-- START OF Given records --

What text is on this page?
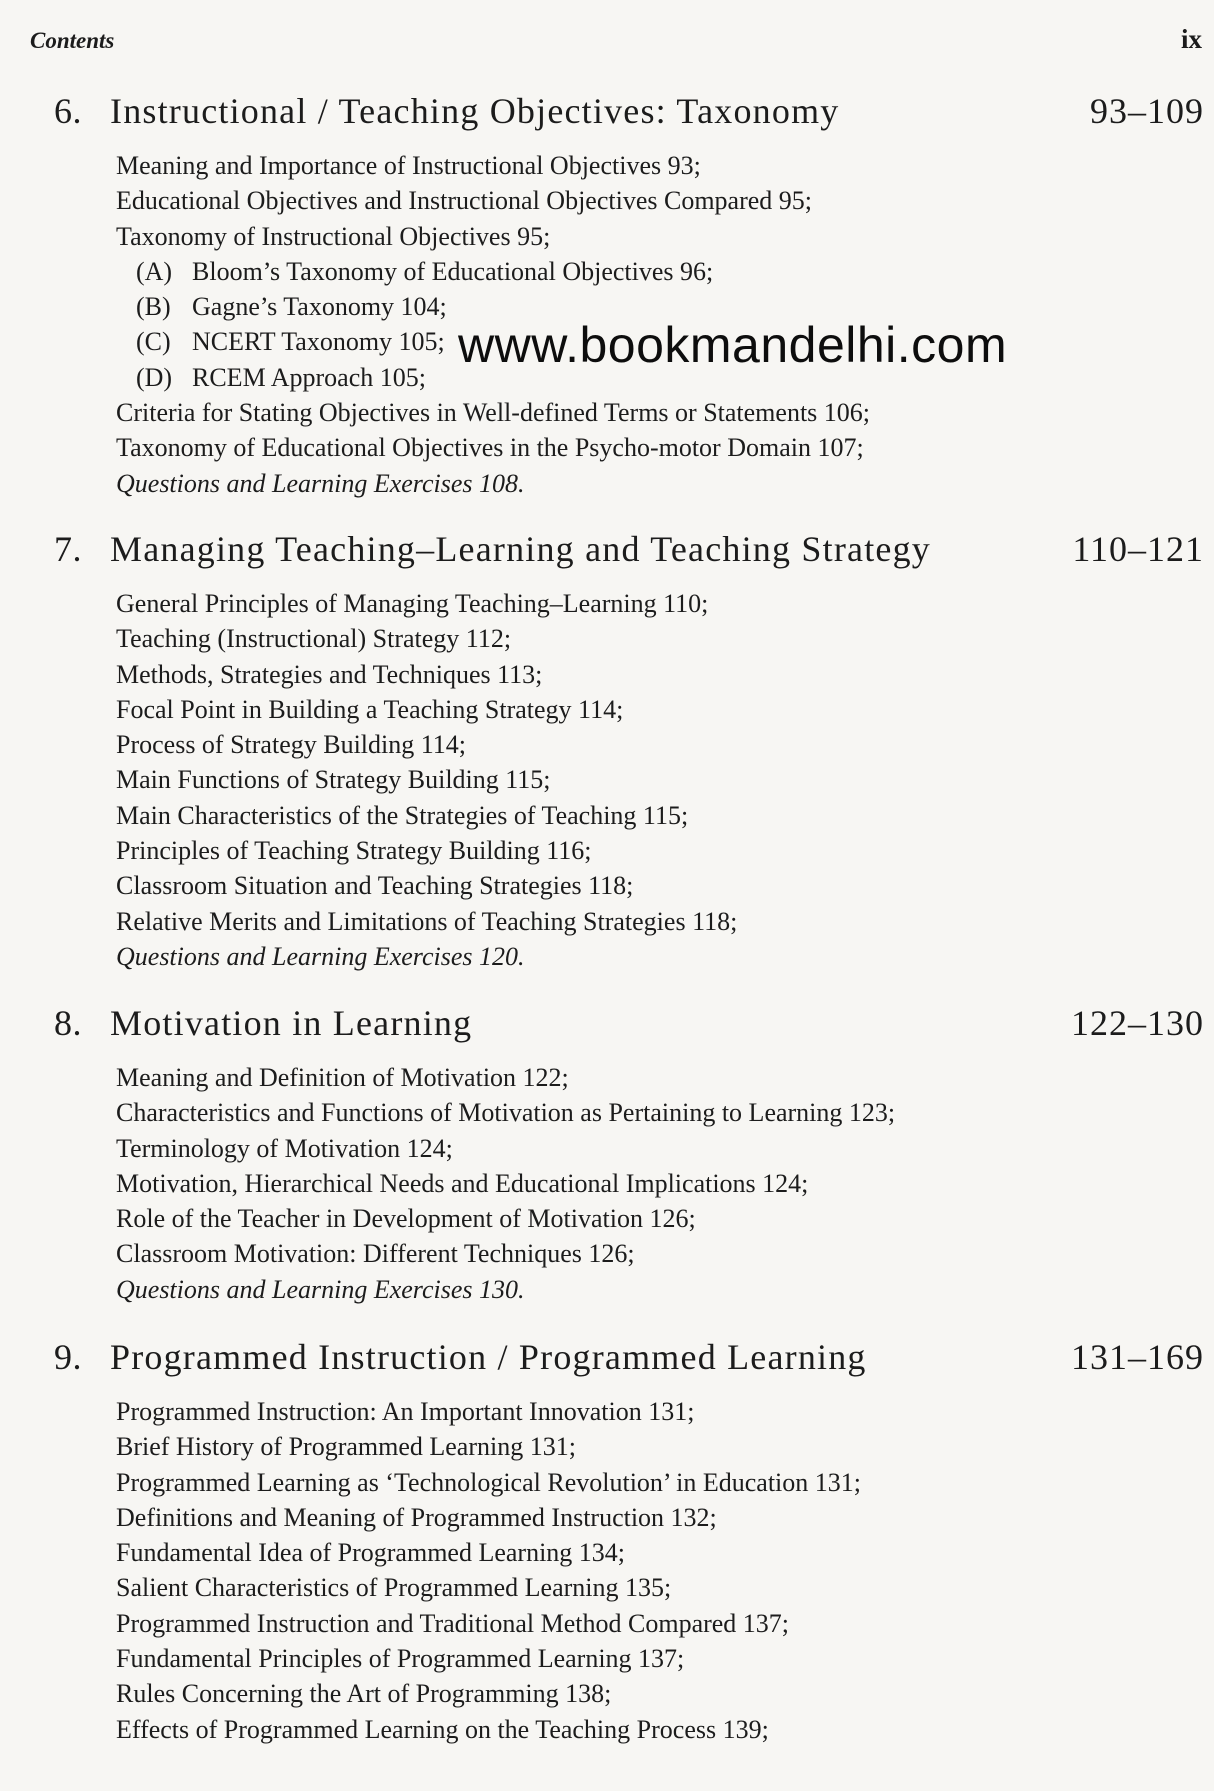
Contents	ix
6. Instructional / Teaching Objectives: Taxonomy	93–109
Meaning and Importance of Instructional Objectives 93;
Educational Objectives and Instructional Objectives Compared 95;
Taxonomy of Instructional Objectives 95;
(A) Bloom’s Taxonomy of Educational Objectives 96;
(B) Gagne’s Taxonomy 104;
(C) NCERT Taxonomy 105;
(D) RCEM Approach 105;
Criteria for Stating Objectives in Well-defined Terms or Statements 106;
Taxonomy of Educational Objectives in the Psycho-motor Domain 107;
Questions and Learning Exercises 108.
7. Managing Teaching–Learning and Teaching Strategy	110–121
General Principles of Managing Teaching–Learning 110;
Teaching (Instructional) Strategy 112;
Methods, Strategies and Techniques 113;
Focal Point in Building a Teaching Strategy 114;
Process of Strategy Building 114;
Main Functions of Strategy Building 115;
Main Characteristics of the Strategies of Teaching 115;
Principles of Teaching Strategy Building 116;
Classroom Situation and Teaching Strategies 118;
Relative Merits and Limitations of Teaching Strategies 118;
Questions and Learning Exercises 120.
8. Motivation in Learning	122–130
Meaning and Definition of Motivation 122;
Characteristics and Functions of Motivation as Pertaining to Learning 123;
Terminology of Motivation 124;
Motivation, Hierarchical Needs and Educational Implications 124;
Role of the Teacher in Development of Motivation 126;
Classroom Motivation: Different Techniques 126;
Questions and Learning Exercises 130.
9. Programmed Instruction / Programmed Learning	131–169
Programmed Instruction: An Important Innovation 131;
Brief History of Programmed Learning 131;
Programmed Learning as ‘Technological Revolution’ in Education 131;
Definitions and Meaning of Programmed Instruction 132;
Fundamental Idea of Programmed Learning 134;
Salient Characteristics of Programmed Learning 135;
Programmed Instruction and Traditional Method Compared 137;
Fundamental Principles of Programmed Learning 137;
Rules Concerning the Art of Programming 138;
Effects of Programmed Learning on the Teaching Process 139;
www.bookmandelhi.com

-- END OF Given records --

# Task requirements
Every line of text is to be repeated exactly; pictures are left out.

# Complete output
What text is on this page?
Contents	ix
6. Instructional / Teaching Objectives: Taxonomy	93–109
Meaning and Importance of Instructional Objectives 93;
Educational Objectives and Instructional Objectives Compared 95;
Taxonomy of Instructional Objectives 95;
(A) Bloom’s Taxonomy of Educational Objectives 96;
(B) Gagne’s Taxonomy 104;
(C) NCERT Taxonomy 105;
(D) RCEM Approach 105;
Criteria for Stating Objectives in Well-defined Terms or Statements 106;
Taxonomy of Educational Objectives in the Psycho-motor Domain 107;
Questions and Learning Exercises 108.
7. Managing Teaching–Learning and Teaching Strategy	110–121
General Principles of Managing Teaching–Learning 110;
Teaching (Instructional) Strategy 112;
Methods, Strategies and Techniques 113;
Focal Point in Building a Teaching Strategy 114;
Process of Strategy Building 114;
Main Functions of Strategy Building 115;
Main Characteristics of the Strategies of Teaching 115;
Principles of Teaching Strategy Building 116;
Classroom Situation and Teaching Strategies 118;
Relative Merits and Limitations of Teaching Strategies 118;
Questions and Learning Exercises 120.
8. Motivation in Learning	122–130
Meaning and Definition of Motivation 122;
Characteristics and Functions of Motivation as Pertaining to Learning 123;
Terminology of Motivation 124;
Motivation, Hierarchical Needs and Educational Implications 124;
Role of the Teacher in Development of Motivation 126;
Classroom Motivation: Different Techniques 126;
Questions and Learning Exercises 130.
9. Programmed Instruction / Programmed Learning	131–169
Programmed Instruction: An Important Innovation 131;
Brief History of Programmed Learning 131;
Programmed Learning as ‘Technological Revolution’ in Education 131;
Definitions and Meaning of Programmed Instruction 132;
Fundamental Idea of Programmed Learning 134;
Salient Characteristics of Programmed Learning 135;
Programmed Instruction and Traditional Method Compared 137;
Fundamental Principles of Programmed Learning 137;
Rules Concerning the Art of Programming 138;
Effects of Programmed Learning on the Teaching Process 139;
www.bookmandelhi.com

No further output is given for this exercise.